What you need to do ->
Output nothing but the number of lines that include the word "réalité".

Records for the exercise ->
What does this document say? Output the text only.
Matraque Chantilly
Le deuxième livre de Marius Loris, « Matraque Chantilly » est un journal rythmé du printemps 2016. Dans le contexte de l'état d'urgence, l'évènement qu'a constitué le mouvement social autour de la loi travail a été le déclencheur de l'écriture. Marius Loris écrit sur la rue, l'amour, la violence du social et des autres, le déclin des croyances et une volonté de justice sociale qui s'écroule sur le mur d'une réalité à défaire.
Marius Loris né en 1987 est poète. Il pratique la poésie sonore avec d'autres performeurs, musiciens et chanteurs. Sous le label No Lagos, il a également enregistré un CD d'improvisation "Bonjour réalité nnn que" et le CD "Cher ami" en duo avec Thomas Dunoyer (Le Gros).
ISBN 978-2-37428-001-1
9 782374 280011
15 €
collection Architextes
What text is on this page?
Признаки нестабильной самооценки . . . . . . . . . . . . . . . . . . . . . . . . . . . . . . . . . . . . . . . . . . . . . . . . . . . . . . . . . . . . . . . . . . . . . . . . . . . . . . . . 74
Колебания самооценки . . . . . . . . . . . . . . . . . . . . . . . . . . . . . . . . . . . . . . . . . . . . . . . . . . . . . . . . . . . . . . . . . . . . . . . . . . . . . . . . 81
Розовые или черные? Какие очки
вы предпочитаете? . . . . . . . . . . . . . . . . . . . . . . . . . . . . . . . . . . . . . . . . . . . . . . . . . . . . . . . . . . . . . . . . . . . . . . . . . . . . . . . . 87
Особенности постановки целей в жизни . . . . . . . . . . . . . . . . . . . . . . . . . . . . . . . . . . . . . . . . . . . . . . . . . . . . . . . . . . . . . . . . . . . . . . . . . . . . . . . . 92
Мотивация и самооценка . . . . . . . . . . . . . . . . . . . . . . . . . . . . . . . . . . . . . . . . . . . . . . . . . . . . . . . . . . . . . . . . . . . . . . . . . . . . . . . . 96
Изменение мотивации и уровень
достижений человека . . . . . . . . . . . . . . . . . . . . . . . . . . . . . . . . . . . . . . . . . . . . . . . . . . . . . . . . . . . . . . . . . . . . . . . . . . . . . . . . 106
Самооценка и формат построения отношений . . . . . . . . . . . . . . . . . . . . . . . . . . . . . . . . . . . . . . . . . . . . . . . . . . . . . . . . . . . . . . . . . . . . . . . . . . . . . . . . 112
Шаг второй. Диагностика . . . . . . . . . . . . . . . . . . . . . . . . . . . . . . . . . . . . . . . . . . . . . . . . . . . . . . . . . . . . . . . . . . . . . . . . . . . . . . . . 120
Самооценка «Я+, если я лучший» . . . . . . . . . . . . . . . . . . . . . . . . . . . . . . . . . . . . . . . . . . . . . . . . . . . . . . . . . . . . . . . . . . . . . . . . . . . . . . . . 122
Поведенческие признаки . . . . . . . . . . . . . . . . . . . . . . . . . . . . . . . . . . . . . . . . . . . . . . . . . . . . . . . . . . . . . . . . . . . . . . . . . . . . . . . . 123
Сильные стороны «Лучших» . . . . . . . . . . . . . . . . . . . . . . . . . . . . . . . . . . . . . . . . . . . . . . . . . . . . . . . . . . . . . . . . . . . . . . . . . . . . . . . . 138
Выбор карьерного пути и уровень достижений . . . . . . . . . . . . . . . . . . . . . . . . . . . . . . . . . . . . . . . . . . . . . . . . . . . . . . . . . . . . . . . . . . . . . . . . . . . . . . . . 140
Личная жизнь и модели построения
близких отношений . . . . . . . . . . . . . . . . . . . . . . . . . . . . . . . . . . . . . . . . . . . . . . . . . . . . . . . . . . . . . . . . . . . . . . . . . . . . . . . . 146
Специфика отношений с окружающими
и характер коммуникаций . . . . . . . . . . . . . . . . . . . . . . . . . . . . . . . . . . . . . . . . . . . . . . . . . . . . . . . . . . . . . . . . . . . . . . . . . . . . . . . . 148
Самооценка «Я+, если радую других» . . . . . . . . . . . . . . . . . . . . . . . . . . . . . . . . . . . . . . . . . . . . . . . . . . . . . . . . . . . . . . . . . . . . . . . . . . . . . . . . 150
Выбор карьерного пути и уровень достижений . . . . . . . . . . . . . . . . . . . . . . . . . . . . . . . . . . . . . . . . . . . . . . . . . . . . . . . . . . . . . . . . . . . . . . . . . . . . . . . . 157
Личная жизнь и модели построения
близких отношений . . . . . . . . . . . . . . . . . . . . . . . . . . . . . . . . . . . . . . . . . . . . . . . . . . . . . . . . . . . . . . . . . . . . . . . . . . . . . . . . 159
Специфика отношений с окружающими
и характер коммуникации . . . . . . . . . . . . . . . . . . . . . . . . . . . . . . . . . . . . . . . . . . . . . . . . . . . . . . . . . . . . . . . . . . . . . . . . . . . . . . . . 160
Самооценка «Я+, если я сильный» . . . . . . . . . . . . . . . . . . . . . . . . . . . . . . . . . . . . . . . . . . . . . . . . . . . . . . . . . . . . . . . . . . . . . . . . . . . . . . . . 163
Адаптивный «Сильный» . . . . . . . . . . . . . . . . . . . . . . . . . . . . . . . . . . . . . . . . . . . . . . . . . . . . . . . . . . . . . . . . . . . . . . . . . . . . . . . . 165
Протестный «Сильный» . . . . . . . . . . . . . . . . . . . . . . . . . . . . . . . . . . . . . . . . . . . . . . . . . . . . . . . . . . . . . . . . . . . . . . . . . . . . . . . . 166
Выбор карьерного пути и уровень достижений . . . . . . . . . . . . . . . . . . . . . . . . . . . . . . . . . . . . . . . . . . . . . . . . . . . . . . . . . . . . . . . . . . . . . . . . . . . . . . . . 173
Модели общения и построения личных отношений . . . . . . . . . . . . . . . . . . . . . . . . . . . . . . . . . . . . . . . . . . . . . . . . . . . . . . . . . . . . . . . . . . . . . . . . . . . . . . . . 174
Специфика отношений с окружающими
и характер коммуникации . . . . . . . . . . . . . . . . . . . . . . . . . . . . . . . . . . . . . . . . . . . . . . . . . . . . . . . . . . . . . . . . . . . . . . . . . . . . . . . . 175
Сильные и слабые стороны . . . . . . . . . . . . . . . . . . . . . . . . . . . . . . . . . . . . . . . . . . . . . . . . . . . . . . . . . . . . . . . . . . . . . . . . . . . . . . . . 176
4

Answer to the exercise ->
2